**Your instructions**
Look through the material below and count the lines with the string "Scholarship". Report only the count.

**Provided material**
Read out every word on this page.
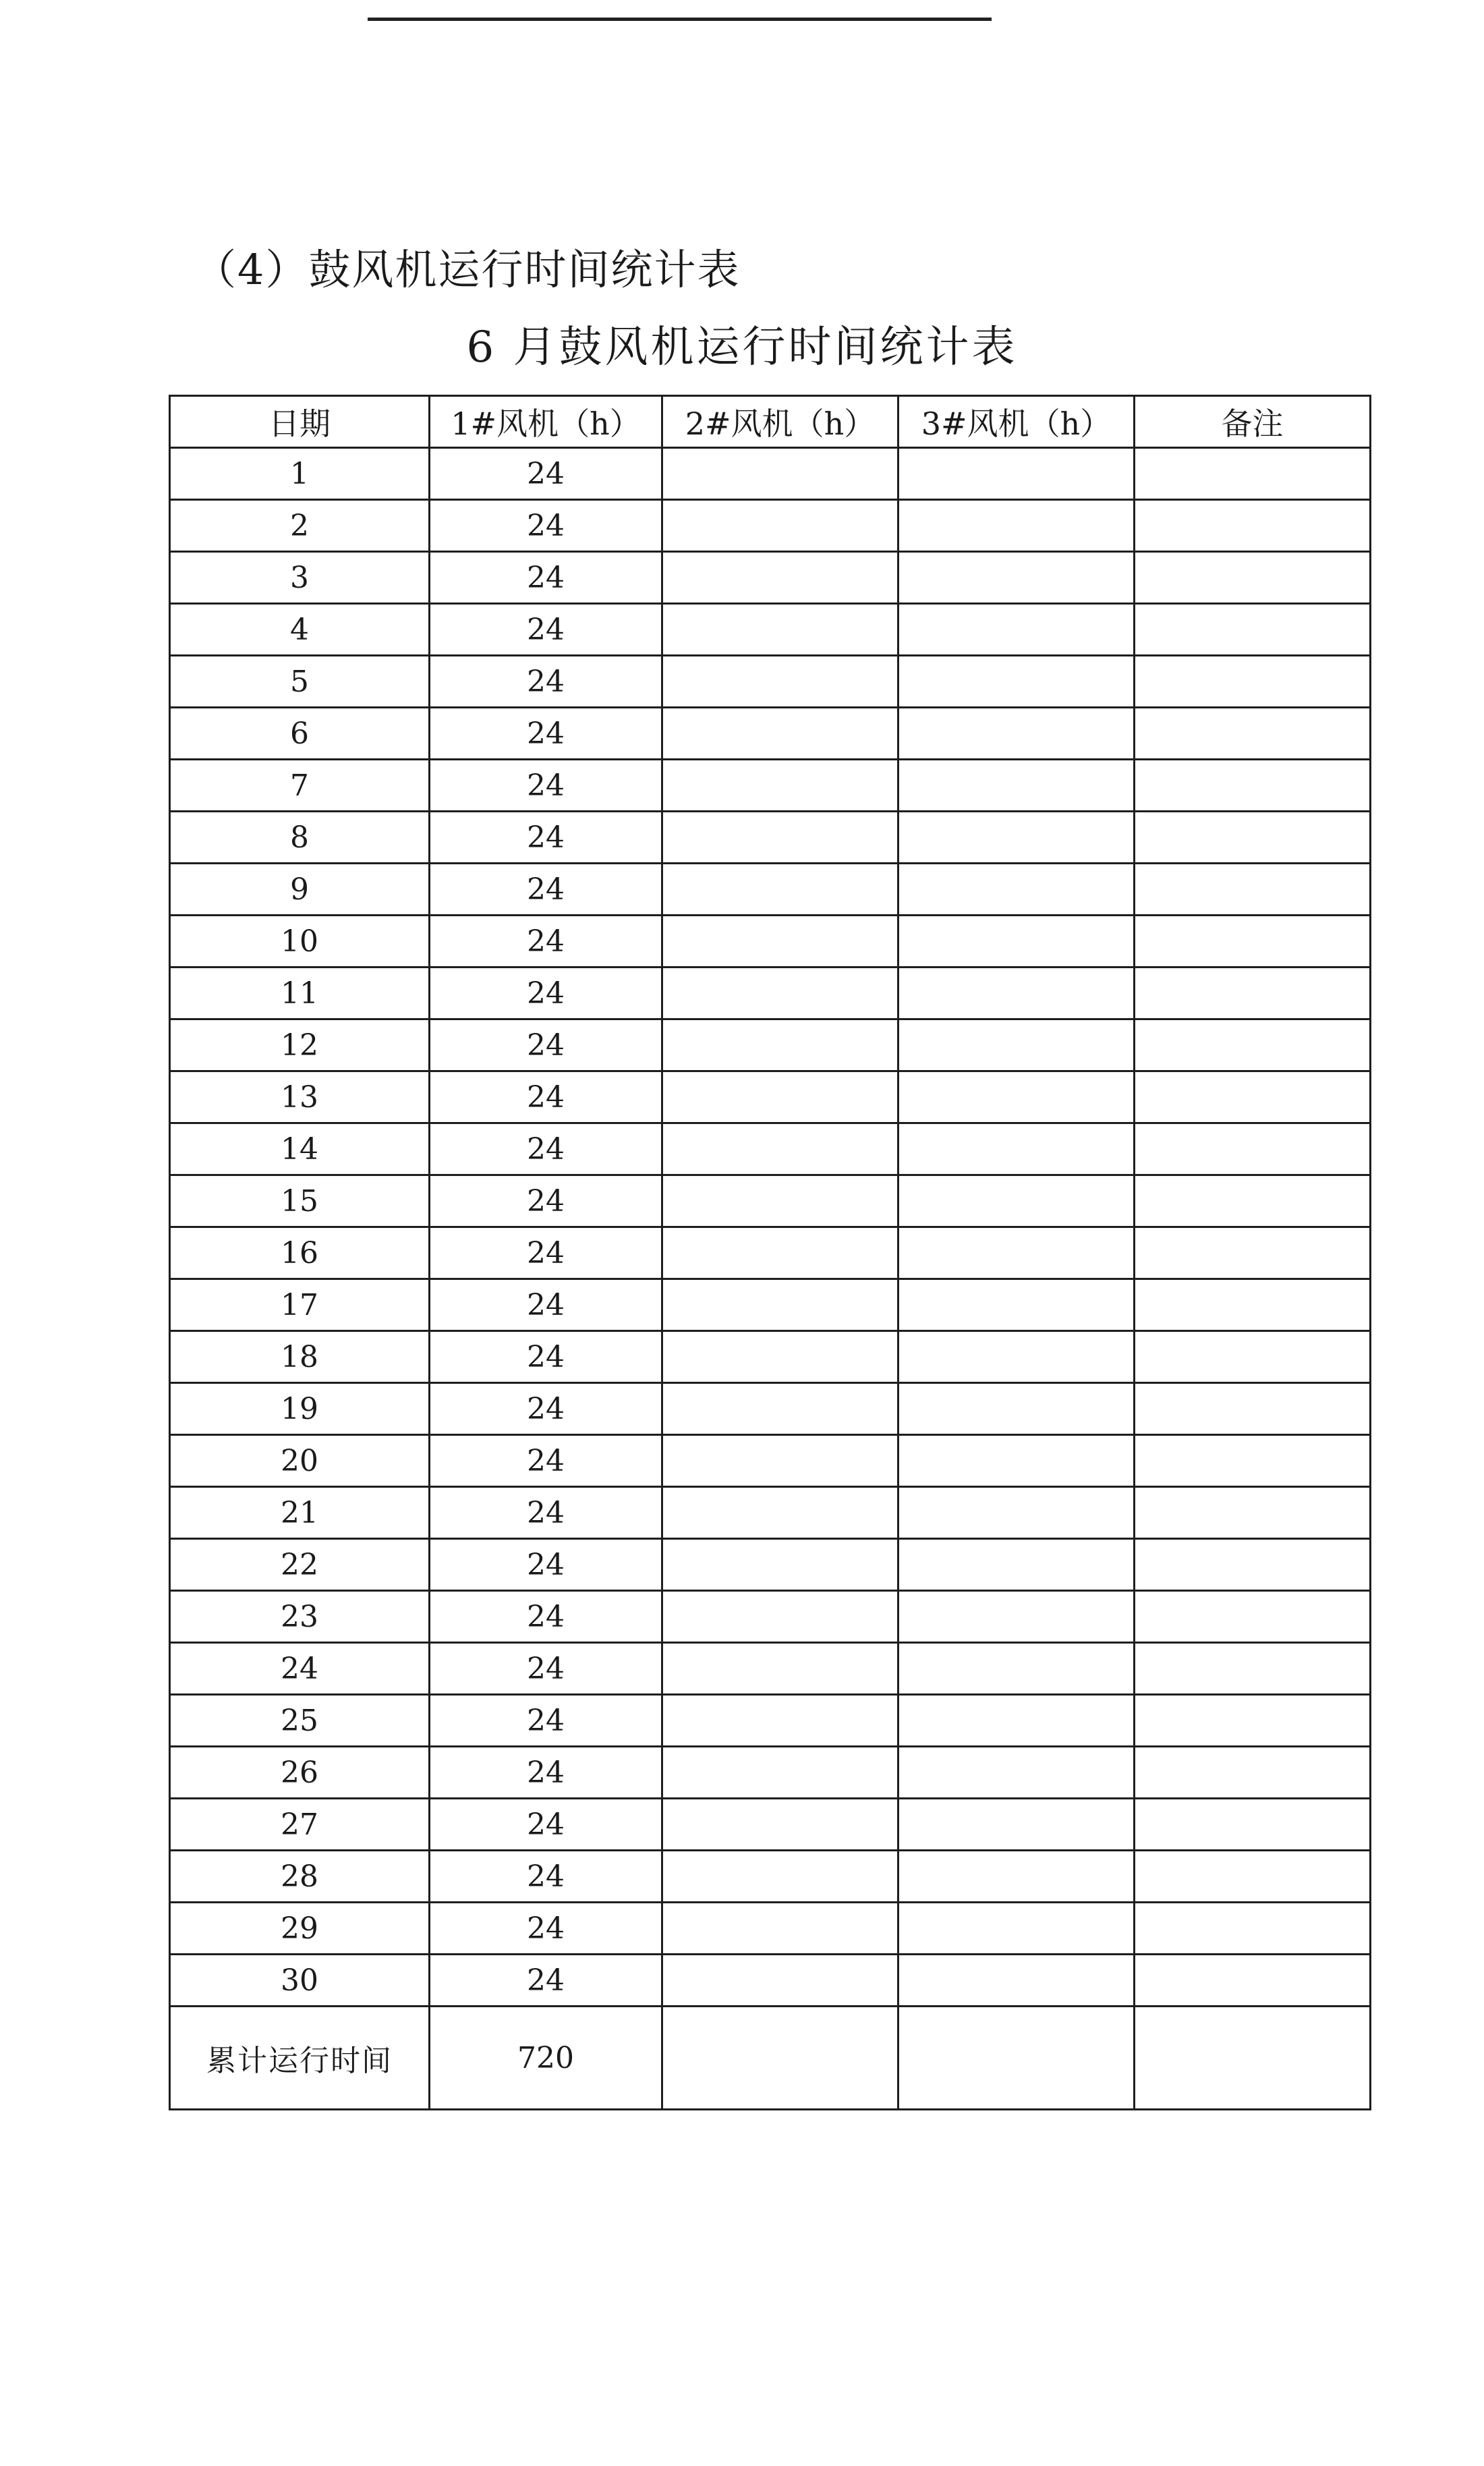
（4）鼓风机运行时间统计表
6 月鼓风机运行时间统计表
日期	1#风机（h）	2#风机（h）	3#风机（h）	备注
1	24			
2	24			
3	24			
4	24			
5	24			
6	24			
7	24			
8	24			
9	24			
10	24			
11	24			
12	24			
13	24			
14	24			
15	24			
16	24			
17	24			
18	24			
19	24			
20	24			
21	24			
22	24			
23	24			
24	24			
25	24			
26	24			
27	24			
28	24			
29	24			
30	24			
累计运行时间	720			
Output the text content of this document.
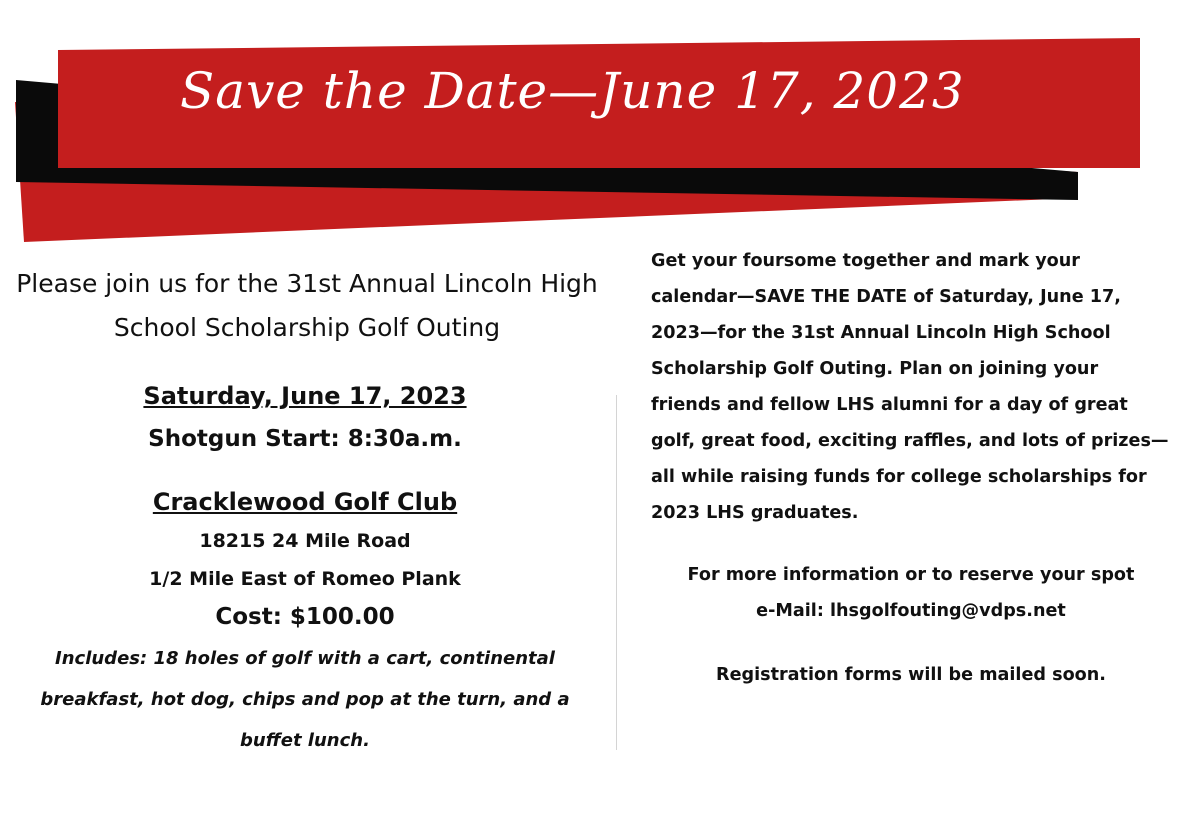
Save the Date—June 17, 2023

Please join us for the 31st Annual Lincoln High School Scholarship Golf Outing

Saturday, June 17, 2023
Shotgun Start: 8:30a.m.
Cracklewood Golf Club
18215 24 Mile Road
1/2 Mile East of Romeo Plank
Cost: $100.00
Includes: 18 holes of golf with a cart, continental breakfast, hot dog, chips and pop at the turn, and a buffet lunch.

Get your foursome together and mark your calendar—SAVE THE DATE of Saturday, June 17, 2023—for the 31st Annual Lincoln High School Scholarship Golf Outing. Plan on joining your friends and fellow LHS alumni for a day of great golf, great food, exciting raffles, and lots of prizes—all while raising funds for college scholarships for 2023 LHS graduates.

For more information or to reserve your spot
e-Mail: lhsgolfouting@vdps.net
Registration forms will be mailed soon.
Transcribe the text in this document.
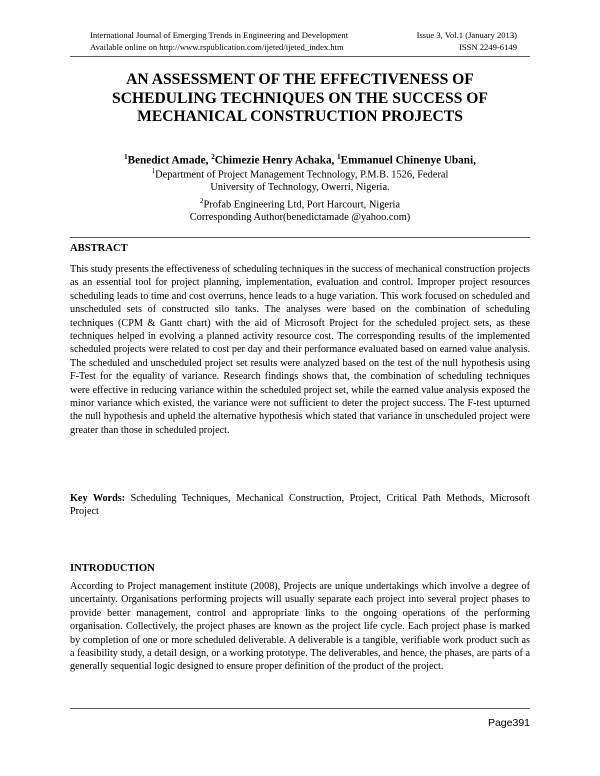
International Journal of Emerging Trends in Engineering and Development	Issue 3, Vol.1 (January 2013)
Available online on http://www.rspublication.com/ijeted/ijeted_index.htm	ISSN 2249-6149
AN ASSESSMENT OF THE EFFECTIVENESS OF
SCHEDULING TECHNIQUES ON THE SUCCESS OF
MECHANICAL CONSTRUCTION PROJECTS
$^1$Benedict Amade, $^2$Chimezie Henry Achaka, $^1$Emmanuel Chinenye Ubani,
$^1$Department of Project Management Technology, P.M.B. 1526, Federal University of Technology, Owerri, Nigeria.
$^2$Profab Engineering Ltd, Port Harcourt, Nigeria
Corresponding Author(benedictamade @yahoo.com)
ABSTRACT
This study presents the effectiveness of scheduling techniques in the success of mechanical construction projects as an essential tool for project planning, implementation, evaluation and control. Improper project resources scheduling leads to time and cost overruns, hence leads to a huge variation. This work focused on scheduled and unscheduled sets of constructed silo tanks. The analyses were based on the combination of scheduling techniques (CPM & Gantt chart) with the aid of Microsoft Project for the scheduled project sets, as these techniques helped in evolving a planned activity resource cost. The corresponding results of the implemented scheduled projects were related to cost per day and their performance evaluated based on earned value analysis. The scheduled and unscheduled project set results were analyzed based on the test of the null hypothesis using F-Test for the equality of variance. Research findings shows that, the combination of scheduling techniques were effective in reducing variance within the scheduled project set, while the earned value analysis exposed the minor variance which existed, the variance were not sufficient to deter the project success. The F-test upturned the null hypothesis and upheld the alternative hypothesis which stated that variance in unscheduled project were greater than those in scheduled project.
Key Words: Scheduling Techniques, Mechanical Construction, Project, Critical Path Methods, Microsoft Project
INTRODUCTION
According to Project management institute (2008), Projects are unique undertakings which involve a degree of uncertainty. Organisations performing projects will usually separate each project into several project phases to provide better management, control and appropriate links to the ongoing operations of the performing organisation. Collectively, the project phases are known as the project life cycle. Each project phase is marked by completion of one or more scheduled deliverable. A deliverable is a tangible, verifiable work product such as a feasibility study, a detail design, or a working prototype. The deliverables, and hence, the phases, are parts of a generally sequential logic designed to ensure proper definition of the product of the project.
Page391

**Exercise solution**
2